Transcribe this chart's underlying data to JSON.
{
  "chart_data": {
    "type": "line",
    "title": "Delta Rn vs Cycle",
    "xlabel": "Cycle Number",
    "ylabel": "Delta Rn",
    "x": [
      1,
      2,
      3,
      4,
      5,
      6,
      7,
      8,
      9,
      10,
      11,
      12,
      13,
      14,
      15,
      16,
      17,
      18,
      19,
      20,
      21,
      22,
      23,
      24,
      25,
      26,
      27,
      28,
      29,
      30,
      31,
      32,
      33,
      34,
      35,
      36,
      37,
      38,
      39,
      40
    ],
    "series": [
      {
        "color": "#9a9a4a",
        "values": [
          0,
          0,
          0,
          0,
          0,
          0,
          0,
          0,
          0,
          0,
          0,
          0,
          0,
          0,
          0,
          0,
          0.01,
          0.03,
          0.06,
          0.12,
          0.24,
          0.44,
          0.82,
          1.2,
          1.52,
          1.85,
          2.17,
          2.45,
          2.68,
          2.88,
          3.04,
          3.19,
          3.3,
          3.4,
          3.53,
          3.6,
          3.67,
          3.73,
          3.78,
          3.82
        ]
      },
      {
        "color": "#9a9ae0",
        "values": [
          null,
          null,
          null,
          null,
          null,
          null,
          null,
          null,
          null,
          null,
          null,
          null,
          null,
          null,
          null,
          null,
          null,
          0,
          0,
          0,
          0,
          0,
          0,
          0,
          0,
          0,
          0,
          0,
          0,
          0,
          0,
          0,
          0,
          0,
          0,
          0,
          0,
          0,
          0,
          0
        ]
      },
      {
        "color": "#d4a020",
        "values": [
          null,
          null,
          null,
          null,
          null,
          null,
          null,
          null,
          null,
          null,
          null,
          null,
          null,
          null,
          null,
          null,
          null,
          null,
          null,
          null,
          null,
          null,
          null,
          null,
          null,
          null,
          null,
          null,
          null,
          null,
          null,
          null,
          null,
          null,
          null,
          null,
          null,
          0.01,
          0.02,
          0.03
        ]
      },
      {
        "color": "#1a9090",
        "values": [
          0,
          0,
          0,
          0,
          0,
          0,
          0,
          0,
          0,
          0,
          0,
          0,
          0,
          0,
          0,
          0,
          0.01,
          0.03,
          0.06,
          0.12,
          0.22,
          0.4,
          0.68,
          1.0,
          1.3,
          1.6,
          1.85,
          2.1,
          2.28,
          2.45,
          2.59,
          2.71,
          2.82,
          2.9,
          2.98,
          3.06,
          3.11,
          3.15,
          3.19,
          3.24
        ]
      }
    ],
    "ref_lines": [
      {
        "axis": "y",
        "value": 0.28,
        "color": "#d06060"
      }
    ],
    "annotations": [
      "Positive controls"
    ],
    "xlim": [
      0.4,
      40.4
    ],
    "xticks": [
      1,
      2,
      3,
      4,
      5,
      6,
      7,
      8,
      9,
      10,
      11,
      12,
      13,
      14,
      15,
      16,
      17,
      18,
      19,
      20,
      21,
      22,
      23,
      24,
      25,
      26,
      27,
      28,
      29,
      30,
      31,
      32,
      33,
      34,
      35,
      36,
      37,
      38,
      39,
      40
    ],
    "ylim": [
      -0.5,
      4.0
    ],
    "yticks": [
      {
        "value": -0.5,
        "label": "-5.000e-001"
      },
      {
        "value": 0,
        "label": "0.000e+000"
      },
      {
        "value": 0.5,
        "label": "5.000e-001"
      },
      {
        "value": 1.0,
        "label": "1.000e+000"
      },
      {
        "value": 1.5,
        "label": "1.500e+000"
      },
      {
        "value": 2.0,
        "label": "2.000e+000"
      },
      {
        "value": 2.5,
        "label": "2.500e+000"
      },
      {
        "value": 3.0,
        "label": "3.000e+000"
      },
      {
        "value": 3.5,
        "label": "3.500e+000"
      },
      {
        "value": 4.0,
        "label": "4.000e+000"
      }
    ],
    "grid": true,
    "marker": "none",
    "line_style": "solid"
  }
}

=-=-=

Aim of the task →
Where a line above contains the string "color", copy that line.

Response to this exercise →
        "color": "#9a9a4a",
        "color": "#9a9ae0",
        "color": "#d4a020",
        "color": "#1a9090",
        "color": "#d06060"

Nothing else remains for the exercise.